Copy only the lines between the one containing "What text is on this page?" and the end of the records, both included, leaving out pictures.

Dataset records

◇ ◇ ◇ ◇ ◇ ◇ ◇

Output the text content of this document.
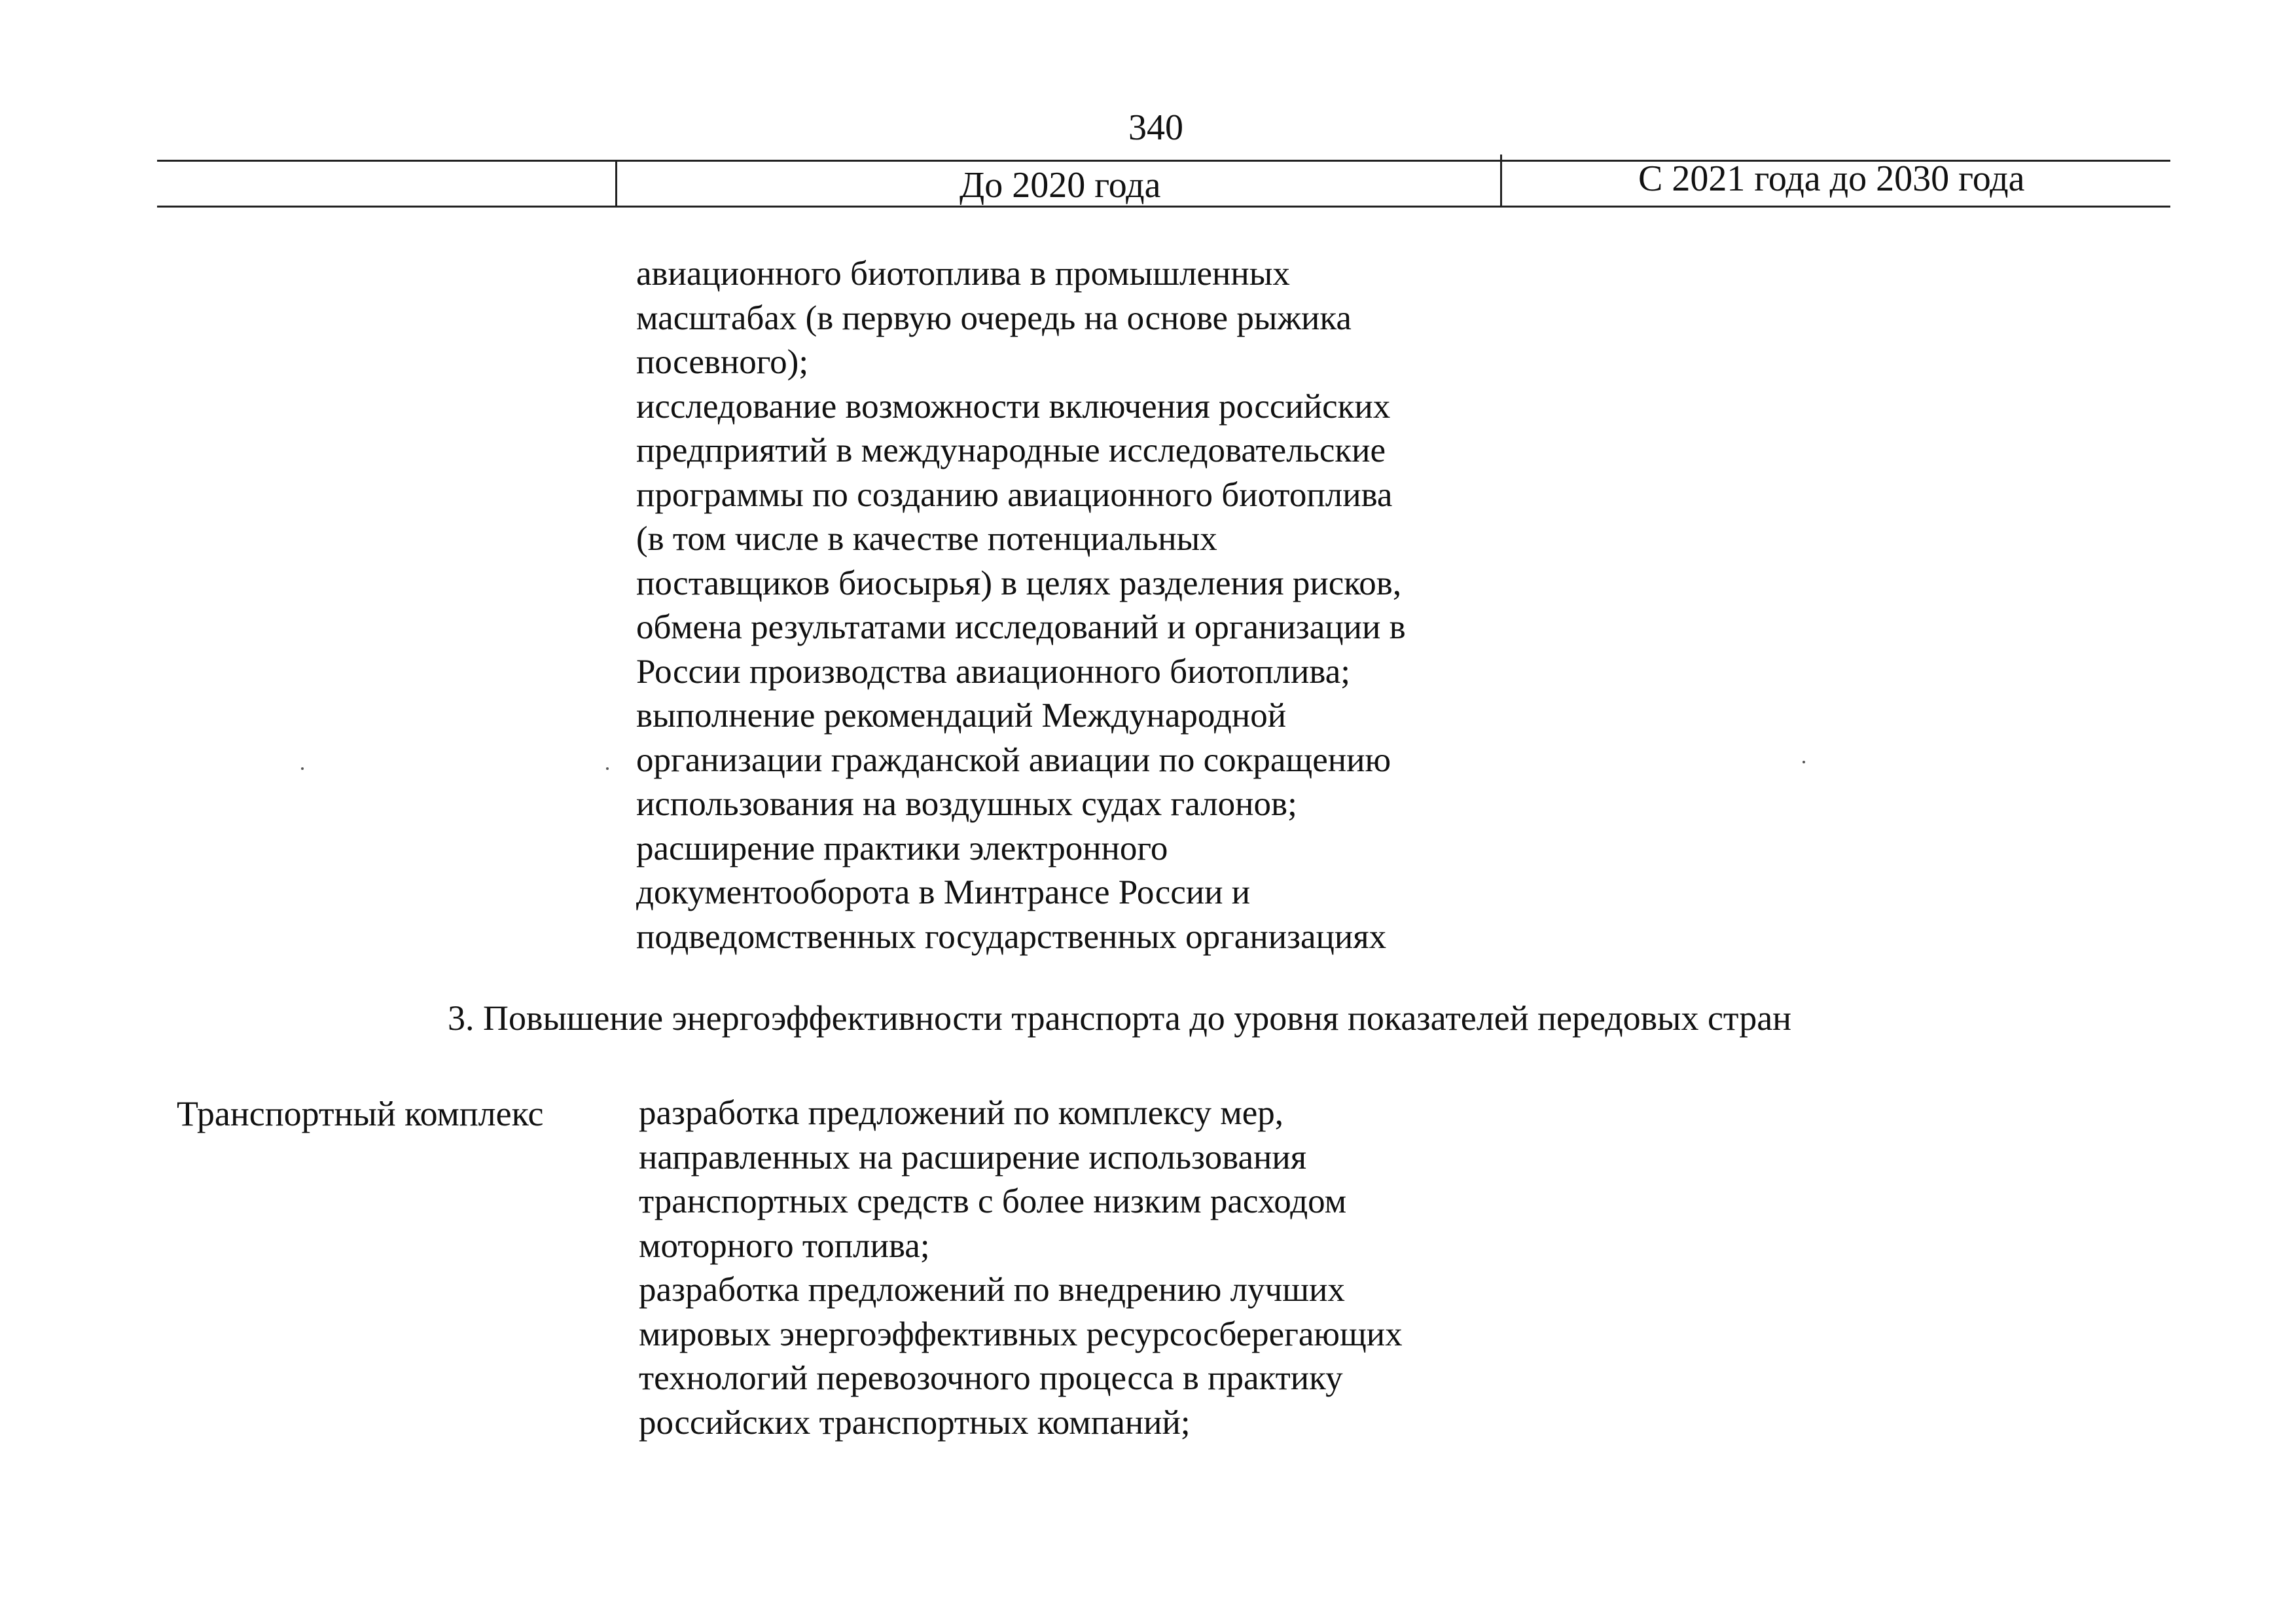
340
До 2020 года	С 2021 года до 2030 года
авиационного биотоплива в промышленных
масштабах (в первую очередь на основе рыжика
посевного);
исследование возможности включения российских
предприятий в международные исследовательские
программы по созданию авиационного биотоплива
(в том числе в качестве потенциальных
поставщиков биосырья) в целях разделения рисков,
обмена результатами исследований и организации в
России производства авиационного биотоплива;
выполнение рекомендаций Международной
организации гражданской авиации по сокращению
использования на воздушных судах галонов;
расширение практики электронного
документооборота в Минтрансе России и
подведомственных государственных организациях
3. Повышение энергоэффективности транспорта до уровня показателей передовых стран
Транспортный комплекс	разработка предложений по комплексу мер,
направленных на расширение использования
транспортных средств с более низким расходом
моторного топлива;
разработка предложений по внедрению лучших
мировых энергоэффективных ресурсосберегающих
технологий перевозочного процесса в практику
российских транспортных компаний;
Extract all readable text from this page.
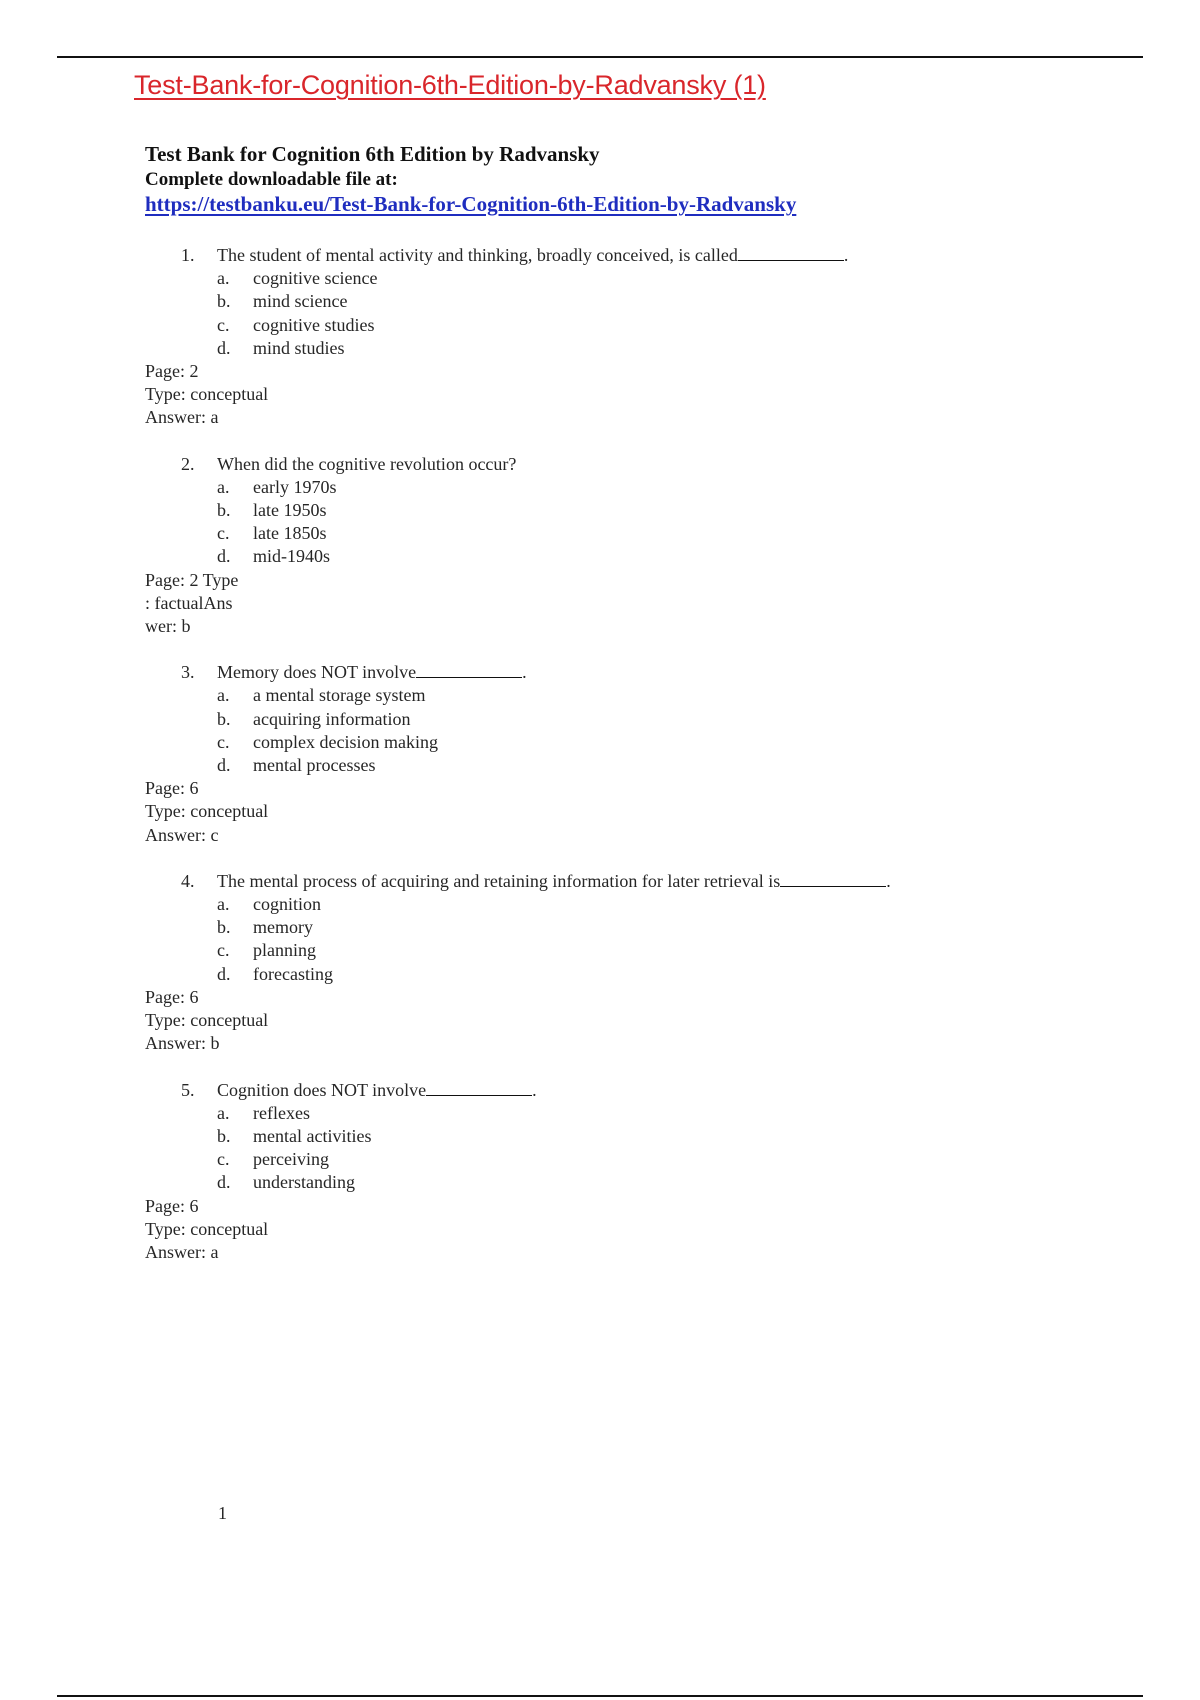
Test-Bank-for-Cognition-6th-Edition-by-Radvansky (1)
Test Bank for Cognition 6th Edition by Radvansky
Complete downloadable file at:
https://testbanku.eu/Test-Bank-for-Cognition-6th-Edition-by-Radvansky
1. The student of mental activity and thinking, broadly conceived, is called	.
a. cognitive science
b. mind science
c. cognitive studies
d. mind studies
Page: 2
Type: conceptual
Answer: a
2. When did the cognitive revolution occur?
a. early 1970s
b. late 1950s
c. late 1850s
d. mid-1940s
Page: 2 Type
: factualAns
wer: b
3. Memory does NOT involve	.
a. a mental storage system
b. acquiring information
c. complex decision making
d. mental processes
Page: 6
Type: conceptual
Answer: c
4. The mental process of acquiring and retaining information for later retrieval is	.
a. cognition
b. memory
c. planning
d. forecasting
Page: 6
Type: conceptual
Answer: b
5. Cognition does NOT involve	.
a. reflexes
b. mental activities
c. perceiving
d. understanding
Page: 6
Type: conceptual
Answer: a
1
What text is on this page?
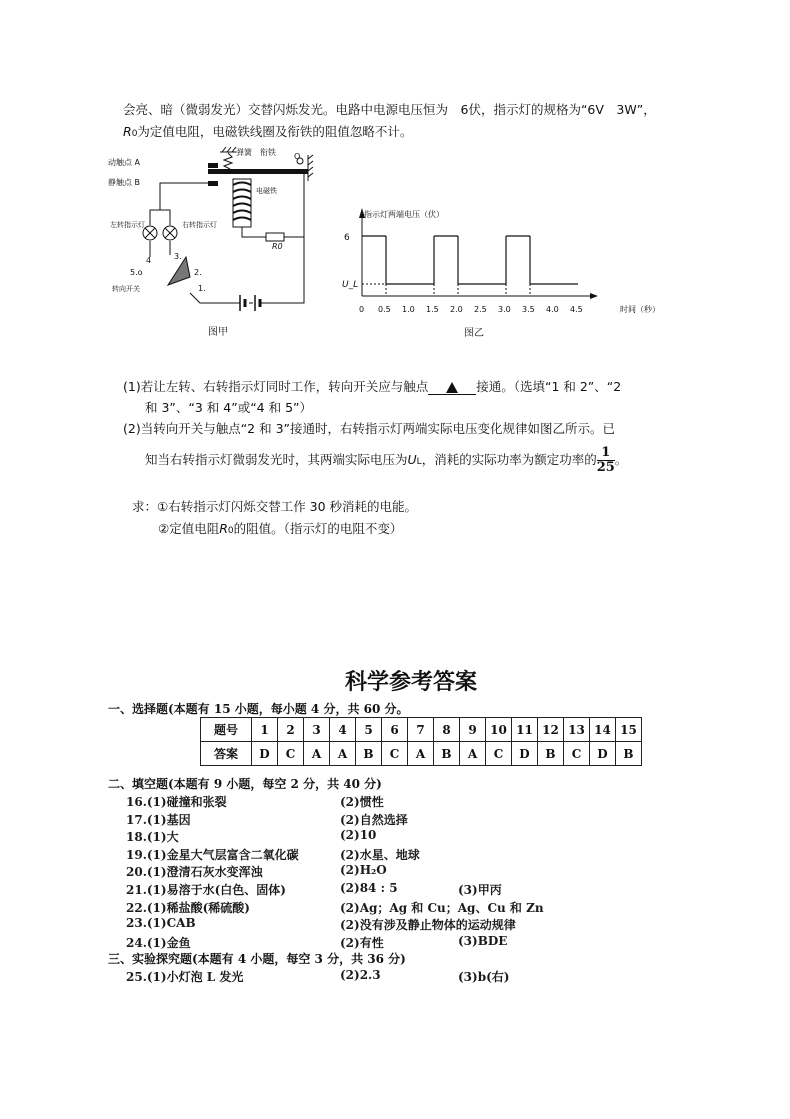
会亮、暗（微弱发光）交替闪烁发光。电路中电源电压恒为　6伏，指示灯的规格为“6V　3W”，
R0为定值电阻，电磁铁线圈及衔铁的阻值忽略不计。
动触点 A
弹簧　衔铁
静触点 B
O
电磁铁
左转指示灯	右转指示灯
R0
4	3.
5.o	2.
1.
转向开关
图甲
指示灯两端电压（伏）
6
U_L
0 0.5 1.0 1.5 2.0 2.5 3.0 3.5 4.0 4.5	时间（秒）
图乙
(1)若让左转、右转指示灯同时工作，转向开关应与触点	接通。（选填“1 和 2”、“2
和 3”、“3 和 4”或“4 和 5”）
(2)当转向开关与触点“2 和 3”接通时，右转指示灯两端实际电压变化规律如图乙所示。已
知当右转指示灯微弱发光时，其两端实际电压为UL，消耗的实际功率为额定功率的 $\frac{1}{25}$ 。
求：①右转指示灯闪烁交替工作 30 秒消耗的电能。
②定值电阻R0的阻值。（指示灯的电阻不变）
科学参考答案
一、选择题(本题有 15 小题，每小题 4 分，共 60 分。
题号	1	2	3	4	5	6	7	8	9	10	11	12	13	14	15
答案	D	C	A	A	B	C	A	B	A	C	D	B	C	D	B
二、填空题(本题有 9 小题，每空 2 分，共 40 分)
16.(1)碰撞和张裂	(2)惯性
17.(1)基因	(2)自然选择
18.(1)大	(2)10
19.(1)金星大气层富含二氧化碳	(2)水星、地球
20.(1)澄清石灰水变浑浊	(2)H₂O
21.(1)易溶于水(白色、固体)	(2)84 : 5	(3)甲丙
22.(1)稀盐酸(稀硫酸)	(2)Ag；Ag 和 Cu；Ag、Cu 和 Zn
23.(1)CAB	(2)没有涉及静止物体的运动规律
24.(1)金鱼	(2)有性	(3)BDE
三、实验探究题(本题有 4 小题，每空 3 分，共 36 分)
25.(1)小灯泡 L 发光	(2)2.3	(3)b(右)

◇ ◇ ◇ ◇ ◇ ◇ ◇

[OUTPUT]
What text is on this page?
会亮、暗（微弱发光）交替闪烁发光。电路中电源电压恒为　6伏，指示灯的规格为“6V　3W”，
R0为定值电阻，电磁铁线圈及衔铁的阻值忽略不计。
动触点 A
弹簧　衔铁
静触点 B
O
电磁铁
左转指示灯	右转指示灯
R0
4	3.
5.o	2.
1.
转向开关
图甲
指示灯两端电压（伏）
6
U_L
0 0.5 1.0 1.5 2.0 2.5 3.0 3.5 4.0 4.5	时间（秒）
图乙
(1)若让左转、右转指示灯同时工作，转向开关应与触点	接通。（选填“1 和 2”、“2
和 3”、“3 和 4”或“4 和 5”）
(2)当转向开关与触点“2 和 3”接通时，右转指示灯两端实际电压变化规律如图乙所示。已
知当右转指示灯微弱发光时，其两端实际电压为UL，消耗的实际功率为额定功率的 $\frac{1}{25}$ 。
求：①右转指示灯闪烁交替工作 30 秒消耗的电能。
②定值电阻R0的阻值。（指示灯的电阻不变）
科学参考答案
一、选择题(本题有 15 小题，每小题 4 分，共 60 分。
题号	1	2	3	4	5	6	7	8	9	10	11	12	13	14	15
答案	D	C	A	A	B	C	A	B	A	C	D	B	C	D	B
二、填空题(本题有 9 小题，每空 2 分，共 40 分)
16.(1)碰撞和张裂	(2)惯性
17.(1)基因	(2)自然选择
18.(1)大	(2)10
19.(1)金星大气层富含二氧化碳	(2)水星、地球
20.(1)澄清石灰水变浑浊	(2)H₂O
21.(1)易溶于水(白色、固体)	(2)84 : 5	(3)甲丙
22.(1)稀盐酸(稀硫酸)	(2)Ag；Ag 和 Cu；Ag、Cu 和 Zn
23.(1)CAB	(2)没有涉及静止物体的运动规律
24.(1)金鱼	(2)有性	(3)BDE
三、实验探究题(本题有 4 小题，每空 3 分，共 36 分)
25.(1)小灯泡 L 发光	(2)2.3	(3)b(右)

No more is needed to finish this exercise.